| Instruction |
Print, exactly and completely, every entry in the data.

(Stored dataset items)
□ □ □
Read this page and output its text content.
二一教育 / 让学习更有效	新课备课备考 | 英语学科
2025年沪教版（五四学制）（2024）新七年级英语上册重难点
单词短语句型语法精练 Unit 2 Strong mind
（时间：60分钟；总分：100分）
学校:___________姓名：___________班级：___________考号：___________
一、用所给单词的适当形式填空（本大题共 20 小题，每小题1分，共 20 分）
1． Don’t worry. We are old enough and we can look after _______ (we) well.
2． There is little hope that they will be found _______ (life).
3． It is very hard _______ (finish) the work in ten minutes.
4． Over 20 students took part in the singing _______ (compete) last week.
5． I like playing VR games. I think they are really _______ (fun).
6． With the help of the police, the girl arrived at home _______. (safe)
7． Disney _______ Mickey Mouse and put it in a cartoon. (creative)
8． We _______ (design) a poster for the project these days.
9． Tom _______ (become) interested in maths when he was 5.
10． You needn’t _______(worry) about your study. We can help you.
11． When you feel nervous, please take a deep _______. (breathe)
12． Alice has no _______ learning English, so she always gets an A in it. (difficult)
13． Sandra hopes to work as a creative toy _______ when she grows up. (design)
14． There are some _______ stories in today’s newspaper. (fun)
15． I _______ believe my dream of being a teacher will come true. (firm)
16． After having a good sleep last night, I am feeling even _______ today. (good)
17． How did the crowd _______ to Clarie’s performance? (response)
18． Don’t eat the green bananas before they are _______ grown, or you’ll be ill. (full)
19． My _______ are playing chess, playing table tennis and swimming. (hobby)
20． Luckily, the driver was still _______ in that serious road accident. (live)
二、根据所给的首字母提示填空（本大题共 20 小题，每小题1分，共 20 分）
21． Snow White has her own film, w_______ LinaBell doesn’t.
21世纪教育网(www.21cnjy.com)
□ □ □
| Result |
Read this page and output its text content.
二一教育 / 让学习更有效	新课备课备考 | 英语学科
2025年沪教版（五四学制）（2024）新七年级英语上册重难点
单词短语句型语法精练 Unit 2 Strong mind
（时间：60分钟；总分：100分）
学校:___________姓名：___________班级：___________考号：___________
一、用所给单词的适当形式填空（本大题共 20 小题，每小题1分，共 20 分）
1． Don’t worry. We are old enough and we can look after _______ (we) well.
2． There is little hope that they will be found _______ (life).
3． It is very hard _______ (finish) the work in ten minutes.
4． Over 20 students took part in the singing _______ (compete) last week.
5． I like playing VR games. I think they are really _______ (fun).
6． With the help of the police, the girl arrived at home _______. (safe)
7． Disney _______ Mickey Mouse and put it in a cartoon. (creative)
8． We _______ (design) a poster for the project these days.
9． Tom _______ (become) interested in maths when he was 5.
10． You needn’t _______(worry) about your study. We can help you.
11． When you feel nervous, please take a deep _______. (breathe)
12． Alice has no _______ learning English, so she always gets an A in it. (difficult)
13． Sandra hopes to work as a creative toy _______ when she grows up. (design)
14． There are some _______ stories in today’s newspaper. (fun)
15． I _______ believe my dream of being a teacher will come true. (firm)
16． After having a good sleep last night, I am feeling even _______ today. (good)
17． How did the crowd _______ to Clarie’s performance? (response)
18． Don’t eat the green bananas before they are _______ grown, or you’ll be ill. (full)
19． My _______ are playing chess, playing table tennis and swimming. (hobby)
20． Luckily, the driver was still _______ in that serious road accident. (live)
二、根据所给的首字母提示填空（本大题共 20 小题，每小题1分，共 20 分）
21． Snow White has her own film, w_______ LinaBell doesn’t.
21世纪教育网(www.21cnjy.com)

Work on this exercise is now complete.